## Data records

------------------------------------------------------------------------

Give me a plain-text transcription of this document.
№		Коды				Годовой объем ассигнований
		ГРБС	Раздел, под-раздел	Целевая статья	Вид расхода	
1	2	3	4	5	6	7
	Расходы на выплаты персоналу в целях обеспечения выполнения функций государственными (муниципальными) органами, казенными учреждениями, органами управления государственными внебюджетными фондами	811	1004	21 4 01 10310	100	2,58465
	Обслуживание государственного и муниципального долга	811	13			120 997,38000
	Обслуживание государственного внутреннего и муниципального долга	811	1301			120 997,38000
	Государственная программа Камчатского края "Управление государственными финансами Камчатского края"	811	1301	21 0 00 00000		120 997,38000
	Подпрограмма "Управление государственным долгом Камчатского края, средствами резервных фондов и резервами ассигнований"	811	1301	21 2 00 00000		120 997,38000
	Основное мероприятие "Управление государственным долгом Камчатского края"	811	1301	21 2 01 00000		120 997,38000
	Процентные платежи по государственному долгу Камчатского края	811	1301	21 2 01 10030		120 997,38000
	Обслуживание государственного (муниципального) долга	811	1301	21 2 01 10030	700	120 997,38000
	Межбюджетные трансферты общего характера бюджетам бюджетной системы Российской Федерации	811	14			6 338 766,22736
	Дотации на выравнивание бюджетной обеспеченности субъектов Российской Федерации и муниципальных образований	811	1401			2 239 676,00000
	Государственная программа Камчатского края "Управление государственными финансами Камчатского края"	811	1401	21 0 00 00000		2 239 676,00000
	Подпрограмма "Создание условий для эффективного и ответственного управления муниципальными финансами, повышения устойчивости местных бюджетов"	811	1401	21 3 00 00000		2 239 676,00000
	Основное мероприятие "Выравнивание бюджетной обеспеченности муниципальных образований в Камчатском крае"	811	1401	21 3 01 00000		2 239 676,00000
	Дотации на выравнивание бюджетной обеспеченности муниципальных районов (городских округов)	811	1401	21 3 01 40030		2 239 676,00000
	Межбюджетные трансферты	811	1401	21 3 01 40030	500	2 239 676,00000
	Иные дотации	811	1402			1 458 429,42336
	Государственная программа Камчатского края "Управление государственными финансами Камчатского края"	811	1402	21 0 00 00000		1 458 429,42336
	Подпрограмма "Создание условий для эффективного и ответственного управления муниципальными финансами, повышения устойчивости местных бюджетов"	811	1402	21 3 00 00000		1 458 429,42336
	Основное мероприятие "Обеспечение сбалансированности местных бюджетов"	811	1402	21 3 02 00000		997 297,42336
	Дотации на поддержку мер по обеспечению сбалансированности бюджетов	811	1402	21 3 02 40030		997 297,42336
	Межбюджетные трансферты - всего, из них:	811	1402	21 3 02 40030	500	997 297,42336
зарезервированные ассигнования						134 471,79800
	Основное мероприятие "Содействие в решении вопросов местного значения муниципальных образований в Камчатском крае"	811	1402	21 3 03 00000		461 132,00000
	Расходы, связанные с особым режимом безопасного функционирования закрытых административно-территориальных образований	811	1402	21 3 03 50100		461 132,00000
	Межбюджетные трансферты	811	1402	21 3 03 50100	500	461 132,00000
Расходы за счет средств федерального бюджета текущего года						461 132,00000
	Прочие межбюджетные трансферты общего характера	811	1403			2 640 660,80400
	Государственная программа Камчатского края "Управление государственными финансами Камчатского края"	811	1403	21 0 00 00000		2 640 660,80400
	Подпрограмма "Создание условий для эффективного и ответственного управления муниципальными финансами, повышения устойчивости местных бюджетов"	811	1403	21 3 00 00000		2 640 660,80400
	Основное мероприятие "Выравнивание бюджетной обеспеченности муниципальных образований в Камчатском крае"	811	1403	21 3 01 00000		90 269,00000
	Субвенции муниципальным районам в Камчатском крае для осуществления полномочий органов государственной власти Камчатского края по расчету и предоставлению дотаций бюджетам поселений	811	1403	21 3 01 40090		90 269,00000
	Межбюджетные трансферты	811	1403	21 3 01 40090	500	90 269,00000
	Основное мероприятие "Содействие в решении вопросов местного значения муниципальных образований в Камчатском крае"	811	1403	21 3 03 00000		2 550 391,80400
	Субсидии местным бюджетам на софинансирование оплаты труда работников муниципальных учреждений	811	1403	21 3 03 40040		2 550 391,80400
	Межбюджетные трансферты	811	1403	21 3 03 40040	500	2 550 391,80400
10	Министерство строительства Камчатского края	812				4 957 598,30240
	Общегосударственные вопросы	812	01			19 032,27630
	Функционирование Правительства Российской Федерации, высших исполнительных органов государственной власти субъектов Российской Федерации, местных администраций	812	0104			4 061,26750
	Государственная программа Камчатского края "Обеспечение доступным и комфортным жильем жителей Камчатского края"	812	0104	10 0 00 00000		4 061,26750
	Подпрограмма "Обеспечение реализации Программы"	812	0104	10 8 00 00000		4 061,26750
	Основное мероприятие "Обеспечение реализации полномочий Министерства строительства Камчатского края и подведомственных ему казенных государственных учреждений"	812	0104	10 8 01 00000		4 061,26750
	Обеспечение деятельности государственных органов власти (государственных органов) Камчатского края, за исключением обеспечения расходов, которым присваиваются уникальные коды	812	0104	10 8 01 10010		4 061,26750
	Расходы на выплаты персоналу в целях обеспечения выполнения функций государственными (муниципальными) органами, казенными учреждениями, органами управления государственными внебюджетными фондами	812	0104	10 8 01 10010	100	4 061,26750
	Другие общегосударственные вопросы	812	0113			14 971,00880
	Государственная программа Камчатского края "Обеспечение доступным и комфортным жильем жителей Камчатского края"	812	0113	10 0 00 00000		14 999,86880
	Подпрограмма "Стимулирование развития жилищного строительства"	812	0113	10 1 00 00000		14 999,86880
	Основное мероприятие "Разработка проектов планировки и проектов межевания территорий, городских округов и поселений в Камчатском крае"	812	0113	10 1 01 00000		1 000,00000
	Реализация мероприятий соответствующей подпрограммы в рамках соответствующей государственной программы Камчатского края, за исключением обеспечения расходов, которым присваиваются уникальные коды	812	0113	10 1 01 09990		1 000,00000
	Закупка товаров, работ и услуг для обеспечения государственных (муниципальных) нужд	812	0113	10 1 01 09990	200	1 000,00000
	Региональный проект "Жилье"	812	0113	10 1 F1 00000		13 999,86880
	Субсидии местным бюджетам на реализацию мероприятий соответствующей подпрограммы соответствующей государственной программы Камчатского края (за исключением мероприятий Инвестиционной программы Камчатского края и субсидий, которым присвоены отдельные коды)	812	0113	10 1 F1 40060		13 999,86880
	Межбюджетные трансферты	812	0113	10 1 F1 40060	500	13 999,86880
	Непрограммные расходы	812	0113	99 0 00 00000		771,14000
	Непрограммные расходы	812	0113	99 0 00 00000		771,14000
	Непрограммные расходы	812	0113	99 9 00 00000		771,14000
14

------------------------------------------------------------------------

## AIM
Copy the material above, line for line.

## COMPLETE ANSWER
Give me a plain-text transcription of this document.
№		Коды				Годовой объем ассигнований
		ГРБС	Раздел, под-раздел	Целевая статья	Вид расхода	
1	2	3	4	5	6	7
	Расходы на выплаты персоналу в целях обеспечения выполнения функций государственными (муниципальными) органами, казенными учреждениями, органами управления государственными внебюджетными фондами	811	1004	21 4 01 10310	100	2,58465
	Обслуживание государственного и муниципального долга	811	13			120 997,38000
	Обслуживание государственного внутреннего и муниципального долга	811	1301			120 997,38000
	Государственная программа Камчатского края "Управление государственными финансами Камчатского края"	811	1301	21 0 00 00000		120 997,38000
	Подпрограмма "Управление государственным долгом Камчатского края, средствами резервных фондов и резервами ассигнований"	811	1301	21 2 00 00000		120 997,38000
	Основное мероприятие "Управление государственным долгом Камчатского края"	811	1301	21 2 01 00000		120 997,38000
	Процентные платежи по государственному долгу Камчатского края	811	1301	21 2 01 10030		120 997,38000
	Обслуживание государственного (муниципального) долга	811	1301	21 2 01 10030	700	120 997,38000
	Межбюджетные трансферты общего характера бюджетам бюджетной системы Российской Федерации	811	14			6 338 766,22736
	Дотации на выравнивание бюджетной обеспеченности субъектов Российской Федерации и муниципальных образований	811	1401			2 239 676,00000
	Государственная программа Камчатского края "Управление государственными финансами Камчатского края"	811	1401	21 0 00 00000		2 239 676,00000
	Подпрограмма "Создание условий для эффективного и ответственного управления муниципальными финансами, повышения устойчивости местных бюджетов"	811	1401	21 3 00 00000		2 239 676,00000
	Основное мероприятие "Выравнивание бюджетной обеспеченности муниципальных образований в Камчатском крае"	811	1401	21 3 01 00000		2 239 676,00000
	Дотации на выравнивание бюджетной обеспеченности муниципальных районов (городских округов)	811	1401	21 3 01 40030		2 239 676,00000
	Межбюджетные трансферты	811	1401	21 3 01 40030	500	2 239 676,00000
	Иные дотации	811	1402			1 458 429,42336
	Государственная программа Камчатского края "Управление государственными финансами Камчатского края"	811	1402	21 0 00 00000		1 458 429,42336
	Подпрограмма "Создание условий для эффективного и ответственного управления муниципальными финансами, повышения устойчивости местных бюджетов"	811	1402	21 3 00 00000		1 458 429,42336
	Основное мероприятие "Обеспечение сбалансированности местных бюджетов"	811	1402	21 3 02 00000		997 297,42336
	Дотации на поддержку мер по обеспечению сбалансированности бюджетов	811	1402	21 3 02 40030		997 297,42336
	Межбюджетные трансферты - всего, из них:	811	1402	21 3 02 40030	500	997 297,42336
зарезервированные ассигнования						134 471,79800
	Основное мероприятие "Содействие в решении вопросов местного значения муниципальных образований в Камчатском крае"	811	1402	21 3 03 00000		461 132,00000
	Расходы, связанные с особым режимом безопасного функционирования закрытых административно-территориальных образований	811	1402	21 3 03 50100		461 132,00000
	Межбюджетные трансферты	811	1402	21 3 03 50100	500	461 132,00000
Расходы за счет средств федерального бюджета текущего года						461 132,00000
	Прочие межбюджетные трансферты общего характера	811	1403			2 640 660,80400
	Государственная программа Камчатского края "Управление государственными финансами Камчатского края"	811	1403	21 0 00 00000		2 640 660,80400
	Подпрограмма "Создание условий для эффективного и ответственного управления муниципальными финансами, повышения устойчивости местных бюджетов"	811	1403	21 3 00 00000		2 640 660,80400
	Основное мероприятие "Выравнивание бюджетной обеспеченности муниципальных образований в Камчатском крае"	811	1403	21 3 01 00000		90 269,00000
	Субвенции муниципальным районам в Камчатском крае для осуществления полномочий органов государственной власти Камчатского края по расчету и предоставлению дотаций бюджетам поселений	811	1403	21 3 01 40090		90 269,00000
	Межбюджетные трансферты	811	1403	21 3 01 40090	500	90 269,00000
	Основное мероприятие "Содействие в решении вопросов местного значения муниципальных образований в Камчатском крае"	811	1403	21 3 03 00000		2 550 391,80400
	Субсидии местным бюджетам на софинансирование оплаты труда работников муниципальных учреждений	811	1403	21 3 03 40040		2 550 391,80400
	Межбюджетные трансферты	811	1403	21 3 03 40040	500	2 550 391,80400
10	Министерство строительства Камчатского края	812				4 957 598,30240
	Общегосударственные вопросы	812	01			19 032,27630
	Функционирование Правительства Российской Федерации, высших исполнительных органов государственной власти субъектов Российской Федерации, местных администраций	812	0104			4 061,26750
	Государственная программа Камчатского края "Обеспечение доступным и комфортным жильем жителей Камчатского края"	812	0104	10 0 00 00000		4 061,26750
	Подпрограмма "Обеспечение реализации Программы"	812	0104	10 8 00 00000		4 061,26750
	Основное мероприятие "Обеспечение реализации полномочий Министерства строительства Камчатского края и подведомственных ему казенных государственных учреждений"	812	0104	10 8 01 00000		4 061,26750
	Обеспечение деятельности государственных органов власти (государственных органов) Камчатского края, за исключением обеспечения расходов, которым присваиваются уникальные коды	812	0104	10 8 01 10010		4 061,26750
	Расходы на выплаты персоналу в целях обеспечения выполнения функций государственными (муниципальными) органами, казенными учреждениями, органами управления государственными внебюджетными фондами	812	0104	10 8 01 10010	100	4 061,26750
	Другие общегосударственные вопросы	812	0113			14 971,00880
	Государственная программа Камчатского края "Обеспечение доступным и комфортным жильем жителей Камчатского края"	812	0113	10 0 00 00000		14 999,86880
	Подпрограмма "Стимулирование развития жилищного строительства"	812	0113	10 1 00 00000		14 999,86880
	Основное мероприятие "Разработка проектов планировки и проектов межевания территорий, городских округов и поселений в Камчатском крае"	812	0113	10 1 01 00000		1 000,00000
	Реализация мероприятий соответствующей подпрограммы в рамках соответствующей государственной программы Камчатского края, за исключением обеспечения расходов, которым присваиваются уникальные коды	812	0113	10 1 01 09990		1 000,00000
	Закупка товаров, работ и услуг для обеспечения государственных (муниципальных) нужд	812	0113	10 1 01 09990	200	1 000,00000
	Региональный проект "Жилье"	812	0113	10 1 F1 00000		13 999,86880
	Субсидии местным бюджетам на реализацию мероприятий соответствующей подпрограммы соответствующей государственной программы Камчатского края (за исключением мероприятий Инвестиционной программы Камчатского края и субсидий, которым присвоены отдельные коды)	812	0113	10 1 F1 40060		13 999,86880
	Межбюджетные трансферты	812	0113	10 1 F1 40060	500	13 999,86880
	Непрограммные расходы	812	0113	99 0 00 00000		771,14000
	Непрограммные расходы	812	0113	99 0 00 00000		771,14000
	Непрограммные расходы	812	0113	99 9 00 00000		771,14000
14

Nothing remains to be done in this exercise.